### ДОКУМЕНТ
----------
Изменить стиль страницы

Нелегкую задачу трактовки отцовской роли Сталина Платонов поставил перед собой в драме «Голос отца» (1937–1939), оставшейся неопубликованной при жизни автора. В центре внимания находится уже знакомый по «Чевенгуру» мотив беседы сына с умершим отцом на кладбище. В отличие от романа, здесь речь идет не о моральном долге избавления отцов сыновьями, а о заботе отца об исцелении и счастье его сына Якова. Если в первом случае активность должна исходить от потомков, то во втором она идет от отца. Отец хочет сберечь сына «от горя, от ненужного отчаяния и от ранней гибели» [194], помочь ему стать мудрым и счастливым, но боится, что молодое поколение может предать идеалы отцов: «Но кто поможет тебе быть таким человеком, и будет ли это так? — Ведь я, твой отец, мертв и бессилен…» [195]. На это сын может ответить лишь в духе официальных клише — Сталин учит всех людей быть верными детьми своих отцов.
----------
### ПОКАЗАННЫЕ ДАННЫЕ
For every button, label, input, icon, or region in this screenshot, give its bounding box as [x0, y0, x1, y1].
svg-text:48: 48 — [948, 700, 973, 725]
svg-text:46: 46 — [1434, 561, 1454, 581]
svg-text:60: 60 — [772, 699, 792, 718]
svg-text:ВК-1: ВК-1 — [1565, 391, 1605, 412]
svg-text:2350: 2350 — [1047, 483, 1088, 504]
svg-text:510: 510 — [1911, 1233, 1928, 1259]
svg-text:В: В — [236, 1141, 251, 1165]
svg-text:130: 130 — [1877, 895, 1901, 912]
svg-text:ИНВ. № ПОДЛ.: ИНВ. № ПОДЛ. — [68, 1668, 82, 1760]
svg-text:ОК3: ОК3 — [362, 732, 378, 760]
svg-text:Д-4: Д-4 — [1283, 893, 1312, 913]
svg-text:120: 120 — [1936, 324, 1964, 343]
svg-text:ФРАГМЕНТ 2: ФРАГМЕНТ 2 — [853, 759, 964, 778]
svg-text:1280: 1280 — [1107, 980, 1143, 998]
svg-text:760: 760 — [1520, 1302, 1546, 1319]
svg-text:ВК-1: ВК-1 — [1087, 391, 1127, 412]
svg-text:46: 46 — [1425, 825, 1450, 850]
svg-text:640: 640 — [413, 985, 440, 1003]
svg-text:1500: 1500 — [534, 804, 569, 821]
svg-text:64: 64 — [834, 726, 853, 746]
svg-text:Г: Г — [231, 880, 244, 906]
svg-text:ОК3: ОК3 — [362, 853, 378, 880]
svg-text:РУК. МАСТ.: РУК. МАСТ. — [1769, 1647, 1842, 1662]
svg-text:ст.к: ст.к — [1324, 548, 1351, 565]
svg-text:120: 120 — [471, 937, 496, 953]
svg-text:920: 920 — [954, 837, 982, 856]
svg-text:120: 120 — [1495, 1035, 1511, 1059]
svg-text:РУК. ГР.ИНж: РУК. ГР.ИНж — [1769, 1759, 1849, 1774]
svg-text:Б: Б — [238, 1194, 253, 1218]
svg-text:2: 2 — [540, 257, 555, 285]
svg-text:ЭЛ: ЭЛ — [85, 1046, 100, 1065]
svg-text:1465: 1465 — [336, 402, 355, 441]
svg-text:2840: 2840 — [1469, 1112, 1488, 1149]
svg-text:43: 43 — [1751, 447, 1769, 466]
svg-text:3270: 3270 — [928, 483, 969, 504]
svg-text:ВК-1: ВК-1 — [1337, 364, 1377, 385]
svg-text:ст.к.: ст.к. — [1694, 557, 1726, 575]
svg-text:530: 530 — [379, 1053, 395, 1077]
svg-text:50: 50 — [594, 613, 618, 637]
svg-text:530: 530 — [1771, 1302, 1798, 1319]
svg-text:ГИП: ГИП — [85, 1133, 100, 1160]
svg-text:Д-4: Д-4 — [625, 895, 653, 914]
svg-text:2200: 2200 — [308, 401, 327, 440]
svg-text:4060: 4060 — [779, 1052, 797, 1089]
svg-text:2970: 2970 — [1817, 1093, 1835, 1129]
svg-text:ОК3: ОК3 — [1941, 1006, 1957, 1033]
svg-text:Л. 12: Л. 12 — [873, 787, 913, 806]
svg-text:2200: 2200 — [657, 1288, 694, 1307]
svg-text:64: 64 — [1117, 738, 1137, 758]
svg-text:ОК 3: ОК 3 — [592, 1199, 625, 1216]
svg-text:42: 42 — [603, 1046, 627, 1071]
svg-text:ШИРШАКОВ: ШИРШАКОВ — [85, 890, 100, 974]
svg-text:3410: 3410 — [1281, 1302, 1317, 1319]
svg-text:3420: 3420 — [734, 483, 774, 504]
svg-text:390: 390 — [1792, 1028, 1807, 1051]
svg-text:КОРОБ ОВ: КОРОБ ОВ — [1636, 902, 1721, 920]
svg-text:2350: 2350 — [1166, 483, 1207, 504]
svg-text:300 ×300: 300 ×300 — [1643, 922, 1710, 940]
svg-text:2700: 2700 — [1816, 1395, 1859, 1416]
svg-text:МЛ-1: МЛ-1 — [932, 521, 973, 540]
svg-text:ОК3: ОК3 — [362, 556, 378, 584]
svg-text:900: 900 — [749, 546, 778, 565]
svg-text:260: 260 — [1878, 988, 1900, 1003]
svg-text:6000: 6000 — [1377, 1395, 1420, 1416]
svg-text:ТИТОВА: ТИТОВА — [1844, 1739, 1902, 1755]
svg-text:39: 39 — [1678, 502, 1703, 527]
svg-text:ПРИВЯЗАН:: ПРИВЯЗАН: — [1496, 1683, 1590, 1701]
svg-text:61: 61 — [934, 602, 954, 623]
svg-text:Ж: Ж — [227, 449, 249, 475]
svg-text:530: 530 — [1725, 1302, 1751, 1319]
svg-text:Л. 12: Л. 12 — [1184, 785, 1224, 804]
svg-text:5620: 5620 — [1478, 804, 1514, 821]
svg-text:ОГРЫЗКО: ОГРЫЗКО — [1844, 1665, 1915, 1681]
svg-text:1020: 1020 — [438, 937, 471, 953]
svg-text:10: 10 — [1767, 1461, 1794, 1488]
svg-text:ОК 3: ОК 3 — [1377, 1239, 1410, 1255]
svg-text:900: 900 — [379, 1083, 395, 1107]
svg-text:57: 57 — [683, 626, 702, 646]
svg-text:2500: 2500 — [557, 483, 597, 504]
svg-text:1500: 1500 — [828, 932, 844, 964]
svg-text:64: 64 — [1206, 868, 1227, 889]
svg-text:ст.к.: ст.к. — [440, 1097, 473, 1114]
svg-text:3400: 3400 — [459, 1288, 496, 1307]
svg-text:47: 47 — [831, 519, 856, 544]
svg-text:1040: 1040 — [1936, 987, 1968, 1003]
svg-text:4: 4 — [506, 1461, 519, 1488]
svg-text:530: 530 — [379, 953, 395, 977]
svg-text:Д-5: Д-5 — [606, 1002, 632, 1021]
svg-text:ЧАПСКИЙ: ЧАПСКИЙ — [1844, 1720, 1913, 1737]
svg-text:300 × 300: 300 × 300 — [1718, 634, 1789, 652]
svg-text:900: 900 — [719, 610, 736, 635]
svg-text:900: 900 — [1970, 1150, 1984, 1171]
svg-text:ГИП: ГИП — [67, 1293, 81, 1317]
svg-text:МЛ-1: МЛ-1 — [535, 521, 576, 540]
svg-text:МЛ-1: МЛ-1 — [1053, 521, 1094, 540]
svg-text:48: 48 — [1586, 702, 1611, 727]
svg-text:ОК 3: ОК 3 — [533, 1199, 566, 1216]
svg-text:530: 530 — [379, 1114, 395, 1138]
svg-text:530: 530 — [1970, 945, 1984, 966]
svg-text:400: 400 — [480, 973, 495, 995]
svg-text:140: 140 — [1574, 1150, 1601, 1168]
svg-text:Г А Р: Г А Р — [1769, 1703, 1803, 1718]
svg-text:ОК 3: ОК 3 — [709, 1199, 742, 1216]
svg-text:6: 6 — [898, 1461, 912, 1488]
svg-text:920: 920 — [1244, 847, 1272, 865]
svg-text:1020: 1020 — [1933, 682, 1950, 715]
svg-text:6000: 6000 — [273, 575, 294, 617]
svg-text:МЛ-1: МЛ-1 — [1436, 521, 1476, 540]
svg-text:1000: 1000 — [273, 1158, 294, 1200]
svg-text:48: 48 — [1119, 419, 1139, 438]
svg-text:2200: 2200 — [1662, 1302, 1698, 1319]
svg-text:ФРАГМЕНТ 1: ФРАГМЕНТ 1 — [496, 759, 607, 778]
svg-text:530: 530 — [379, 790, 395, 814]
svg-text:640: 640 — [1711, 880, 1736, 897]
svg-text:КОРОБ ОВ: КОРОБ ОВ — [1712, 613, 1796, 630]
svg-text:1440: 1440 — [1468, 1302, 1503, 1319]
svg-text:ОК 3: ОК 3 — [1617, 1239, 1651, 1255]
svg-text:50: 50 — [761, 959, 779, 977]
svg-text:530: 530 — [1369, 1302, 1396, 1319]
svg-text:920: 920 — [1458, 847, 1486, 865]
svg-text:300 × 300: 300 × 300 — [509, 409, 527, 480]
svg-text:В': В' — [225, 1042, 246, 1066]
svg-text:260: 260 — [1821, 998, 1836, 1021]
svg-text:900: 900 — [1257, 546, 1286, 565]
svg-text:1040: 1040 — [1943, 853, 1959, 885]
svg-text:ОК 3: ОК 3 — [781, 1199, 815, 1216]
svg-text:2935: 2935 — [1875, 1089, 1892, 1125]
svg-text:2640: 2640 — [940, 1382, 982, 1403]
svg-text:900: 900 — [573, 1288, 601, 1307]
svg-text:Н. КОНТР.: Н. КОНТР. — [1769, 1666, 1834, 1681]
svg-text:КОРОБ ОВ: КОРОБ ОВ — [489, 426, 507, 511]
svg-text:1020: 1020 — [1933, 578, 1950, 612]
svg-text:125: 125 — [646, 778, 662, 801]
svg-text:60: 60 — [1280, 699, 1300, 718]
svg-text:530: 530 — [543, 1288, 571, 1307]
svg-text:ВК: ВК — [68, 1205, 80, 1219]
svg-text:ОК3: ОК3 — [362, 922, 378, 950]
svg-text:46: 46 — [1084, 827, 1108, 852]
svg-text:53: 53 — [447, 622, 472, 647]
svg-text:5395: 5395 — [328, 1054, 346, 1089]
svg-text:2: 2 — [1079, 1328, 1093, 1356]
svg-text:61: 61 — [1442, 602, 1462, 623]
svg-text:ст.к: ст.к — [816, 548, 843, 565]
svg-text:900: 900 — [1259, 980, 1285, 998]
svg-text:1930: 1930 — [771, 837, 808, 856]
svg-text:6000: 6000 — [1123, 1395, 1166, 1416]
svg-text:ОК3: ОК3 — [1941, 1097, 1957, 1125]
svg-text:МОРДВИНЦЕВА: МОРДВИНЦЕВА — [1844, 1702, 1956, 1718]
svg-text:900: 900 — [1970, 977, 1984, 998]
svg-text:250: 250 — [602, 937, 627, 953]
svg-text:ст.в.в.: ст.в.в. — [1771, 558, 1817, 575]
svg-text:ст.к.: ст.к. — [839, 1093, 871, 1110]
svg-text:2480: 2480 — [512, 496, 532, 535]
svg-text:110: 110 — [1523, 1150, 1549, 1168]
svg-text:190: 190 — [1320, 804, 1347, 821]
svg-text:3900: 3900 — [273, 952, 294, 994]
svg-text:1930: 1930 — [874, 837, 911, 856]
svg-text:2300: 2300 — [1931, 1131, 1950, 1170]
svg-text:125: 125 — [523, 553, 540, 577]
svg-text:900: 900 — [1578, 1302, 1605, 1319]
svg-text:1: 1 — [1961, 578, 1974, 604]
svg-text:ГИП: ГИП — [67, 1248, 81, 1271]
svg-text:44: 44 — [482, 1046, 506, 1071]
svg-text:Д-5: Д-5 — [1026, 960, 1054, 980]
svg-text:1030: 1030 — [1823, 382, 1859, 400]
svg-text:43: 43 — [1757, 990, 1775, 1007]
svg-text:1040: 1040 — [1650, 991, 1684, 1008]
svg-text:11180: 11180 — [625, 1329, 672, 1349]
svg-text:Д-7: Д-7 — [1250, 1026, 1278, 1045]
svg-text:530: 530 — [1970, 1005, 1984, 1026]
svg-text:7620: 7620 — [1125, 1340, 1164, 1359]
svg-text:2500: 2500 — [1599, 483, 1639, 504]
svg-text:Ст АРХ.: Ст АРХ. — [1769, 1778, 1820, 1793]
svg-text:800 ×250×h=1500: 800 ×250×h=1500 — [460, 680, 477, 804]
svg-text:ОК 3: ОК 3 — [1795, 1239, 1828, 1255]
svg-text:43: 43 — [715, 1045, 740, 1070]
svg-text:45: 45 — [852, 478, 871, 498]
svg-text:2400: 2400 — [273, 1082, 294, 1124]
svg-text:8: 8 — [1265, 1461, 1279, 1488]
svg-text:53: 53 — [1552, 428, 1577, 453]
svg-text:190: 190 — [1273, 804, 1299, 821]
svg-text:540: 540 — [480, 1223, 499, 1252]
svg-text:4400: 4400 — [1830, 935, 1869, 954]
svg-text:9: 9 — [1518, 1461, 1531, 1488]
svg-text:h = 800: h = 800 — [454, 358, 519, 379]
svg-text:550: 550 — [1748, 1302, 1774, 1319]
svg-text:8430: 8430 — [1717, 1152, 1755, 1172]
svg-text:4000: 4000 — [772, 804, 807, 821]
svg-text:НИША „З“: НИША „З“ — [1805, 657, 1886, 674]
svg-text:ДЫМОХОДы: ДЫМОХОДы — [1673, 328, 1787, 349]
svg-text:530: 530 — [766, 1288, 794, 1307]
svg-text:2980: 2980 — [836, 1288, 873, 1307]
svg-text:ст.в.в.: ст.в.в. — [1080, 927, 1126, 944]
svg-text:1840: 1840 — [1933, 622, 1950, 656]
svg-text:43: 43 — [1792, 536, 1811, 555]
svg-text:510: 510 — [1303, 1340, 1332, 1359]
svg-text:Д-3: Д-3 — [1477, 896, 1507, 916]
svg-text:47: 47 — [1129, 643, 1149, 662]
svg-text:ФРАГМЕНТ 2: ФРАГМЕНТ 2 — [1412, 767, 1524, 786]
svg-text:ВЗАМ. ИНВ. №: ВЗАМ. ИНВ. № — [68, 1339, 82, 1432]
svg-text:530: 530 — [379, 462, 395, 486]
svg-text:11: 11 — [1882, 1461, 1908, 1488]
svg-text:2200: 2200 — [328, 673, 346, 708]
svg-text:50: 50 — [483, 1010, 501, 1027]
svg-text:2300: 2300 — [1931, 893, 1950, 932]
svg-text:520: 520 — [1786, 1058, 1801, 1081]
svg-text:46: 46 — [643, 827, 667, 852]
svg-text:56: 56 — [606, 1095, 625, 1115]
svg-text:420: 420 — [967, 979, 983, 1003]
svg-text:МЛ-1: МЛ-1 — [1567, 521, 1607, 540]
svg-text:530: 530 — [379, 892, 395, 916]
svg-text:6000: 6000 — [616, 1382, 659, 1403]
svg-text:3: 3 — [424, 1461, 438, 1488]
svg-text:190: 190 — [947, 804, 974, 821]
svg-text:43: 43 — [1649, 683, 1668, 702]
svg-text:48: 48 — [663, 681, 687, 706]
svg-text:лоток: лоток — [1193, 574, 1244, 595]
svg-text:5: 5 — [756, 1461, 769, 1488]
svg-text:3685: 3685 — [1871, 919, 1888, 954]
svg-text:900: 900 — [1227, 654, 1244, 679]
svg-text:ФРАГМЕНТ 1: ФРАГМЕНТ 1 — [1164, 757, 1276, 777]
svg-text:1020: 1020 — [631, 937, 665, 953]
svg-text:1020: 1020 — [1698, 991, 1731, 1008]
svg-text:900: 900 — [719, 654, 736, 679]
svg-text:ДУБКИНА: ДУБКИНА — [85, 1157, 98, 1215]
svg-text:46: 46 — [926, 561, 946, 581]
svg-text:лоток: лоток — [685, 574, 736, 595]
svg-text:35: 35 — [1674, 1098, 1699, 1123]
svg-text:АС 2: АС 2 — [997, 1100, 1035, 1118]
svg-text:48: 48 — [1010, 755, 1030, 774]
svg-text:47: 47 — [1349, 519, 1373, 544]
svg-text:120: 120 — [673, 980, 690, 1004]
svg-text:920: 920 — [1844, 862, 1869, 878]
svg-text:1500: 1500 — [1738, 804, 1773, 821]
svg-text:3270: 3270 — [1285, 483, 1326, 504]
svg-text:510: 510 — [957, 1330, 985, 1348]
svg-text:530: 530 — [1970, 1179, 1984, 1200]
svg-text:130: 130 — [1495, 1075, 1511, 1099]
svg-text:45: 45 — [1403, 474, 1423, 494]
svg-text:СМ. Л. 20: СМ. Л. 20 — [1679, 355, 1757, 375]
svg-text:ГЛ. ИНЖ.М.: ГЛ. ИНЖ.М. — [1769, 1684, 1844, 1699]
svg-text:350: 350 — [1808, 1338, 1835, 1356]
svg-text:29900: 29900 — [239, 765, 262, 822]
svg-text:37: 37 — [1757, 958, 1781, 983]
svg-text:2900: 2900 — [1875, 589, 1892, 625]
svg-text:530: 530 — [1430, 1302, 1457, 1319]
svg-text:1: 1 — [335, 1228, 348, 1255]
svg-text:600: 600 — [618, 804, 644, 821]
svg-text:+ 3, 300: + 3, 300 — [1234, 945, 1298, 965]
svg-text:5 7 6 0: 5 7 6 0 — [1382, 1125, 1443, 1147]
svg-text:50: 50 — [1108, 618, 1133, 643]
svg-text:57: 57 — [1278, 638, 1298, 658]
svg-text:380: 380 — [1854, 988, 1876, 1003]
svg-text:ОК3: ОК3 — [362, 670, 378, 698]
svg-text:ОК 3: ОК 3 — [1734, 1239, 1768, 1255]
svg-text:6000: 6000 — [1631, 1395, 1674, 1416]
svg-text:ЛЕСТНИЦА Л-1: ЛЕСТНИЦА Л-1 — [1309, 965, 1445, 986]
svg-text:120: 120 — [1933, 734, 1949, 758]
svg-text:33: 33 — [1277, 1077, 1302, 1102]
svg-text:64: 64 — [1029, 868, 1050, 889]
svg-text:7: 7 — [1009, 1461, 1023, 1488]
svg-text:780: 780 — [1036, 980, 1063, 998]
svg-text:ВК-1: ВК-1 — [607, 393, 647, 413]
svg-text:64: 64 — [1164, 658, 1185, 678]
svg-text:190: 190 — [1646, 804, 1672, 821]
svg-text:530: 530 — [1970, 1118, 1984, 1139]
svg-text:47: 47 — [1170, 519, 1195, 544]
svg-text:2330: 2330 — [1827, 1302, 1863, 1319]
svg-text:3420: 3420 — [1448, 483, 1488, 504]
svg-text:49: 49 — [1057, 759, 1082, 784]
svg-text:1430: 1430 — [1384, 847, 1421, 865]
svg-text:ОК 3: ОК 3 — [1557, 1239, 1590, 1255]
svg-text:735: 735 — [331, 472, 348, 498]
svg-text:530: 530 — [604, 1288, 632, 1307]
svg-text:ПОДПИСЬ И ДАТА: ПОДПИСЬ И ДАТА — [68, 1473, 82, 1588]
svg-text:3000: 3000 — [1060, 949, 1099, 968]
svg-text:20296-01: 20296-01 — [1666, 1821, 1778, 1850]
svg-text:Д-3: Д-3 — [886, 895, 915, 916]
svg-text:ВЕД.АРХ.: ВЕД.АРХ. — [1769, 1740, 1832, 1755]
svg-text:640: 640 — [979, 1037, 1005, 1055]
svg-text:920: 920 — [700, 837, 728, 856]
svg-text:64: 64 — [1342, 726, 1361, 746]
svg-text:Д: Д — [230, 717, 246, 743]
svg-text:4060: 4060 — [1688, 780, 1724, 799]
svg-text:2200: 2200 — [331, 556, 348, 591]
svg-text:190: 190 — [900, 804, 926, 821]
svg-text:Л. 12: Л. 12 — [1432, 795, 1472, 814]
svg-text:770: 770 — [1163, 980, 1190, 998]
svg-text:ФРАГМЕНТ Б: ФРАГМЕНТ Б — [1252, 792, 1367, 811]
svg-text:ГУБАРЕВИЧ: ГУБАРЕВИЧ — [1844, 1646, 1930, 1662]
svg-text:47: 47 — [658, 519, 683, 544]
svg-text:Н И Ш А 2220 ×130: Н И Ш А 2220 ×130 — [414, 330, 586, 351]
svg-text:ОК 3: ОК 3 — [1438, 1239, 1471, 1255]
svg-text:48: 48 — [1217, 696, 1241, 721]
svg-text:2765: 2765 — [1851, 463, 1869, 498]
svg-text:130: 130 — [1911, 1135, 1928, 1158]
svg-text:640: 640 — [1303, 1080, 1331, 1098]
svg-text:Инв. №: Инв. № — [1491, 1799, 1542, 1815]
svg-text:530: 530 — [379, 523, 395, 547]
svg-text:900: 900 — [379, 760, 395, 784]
----------
### ЗАДАНИЕ 1
Замените «кладбище» на «погосте» и приведите заново фрагмент текста о драме «Голос отца» между «Нелегкую задачу трактовки» и «детьми своих отцов.» включительно.
### ЗАДАНИЕ 2
Подхватите текст о драме Платонова «Голос отца» и продолжите его после последнего предложения.
Записи здесь никакой роли не играют.

### ИТОГОВЫЙ ОТВЕТ 1
Нелегкую задачу трактовки отцовской роли Сталина Платонов поставил перед собой в драме «Голос отца» (1937–1939), оставшейся неопубликованной при жизни автора. В центре внимания находится уже знакомый по «Чевенгуру» мотив беседы сына с умершим отцом на погосте. В отличие от романа, здесь речь идет не о моральном долге избавления отцов сыновьями, а о заботе отца об исцелении и счастье его сына Якова. Если в первом случае активность должна исходить от потомков, то во втором она идет от отца. Отец хочет сберечь сына «от горя, от ненужного отчаяния и от ранней гибели» [194], помочь ему стать мудрым и счастливым, но боится, что молодое поколение может предать идеалы отцов: «Но кто поможет тебе быть таким человеком, и будет ли это так? — Ведь я, твой отец, мертв и бессилен…» [195]. На это сын может ответить лишь в духе официальных клише — Сталин учит всех людей быть верными детьми своих отцов.

### ИТОГОВЫЙ ОТВЕТ 2
Эрик Найман видит в драме «Голос отца», как и в других текстах Платонова второй половины тридцатых годов, отказ от вдохновленных Федоровым утопических идеалов ранних лет и капитуляцию автора перед новой сталинской утопией [196]. Эта интерпретация вызвала целый ряд возражений [197], к которым хочется прибавить еще один аргумент. Несмотря на то? что Платонов в середине тридцатых прощается со многими утопическими представлениями, отношения сына и отца у него сохраняют свое существенное значение как константы авторской мысли. Но в «Голосе отца» происходит характерная инверсия ролей, которая говорит о совершившейся коренной смене координат. В постутопический период речь идет уже не о «воскрешении» отца сыном, а о потребности сына в отцовской поддержке в тяжелой для него ситуации.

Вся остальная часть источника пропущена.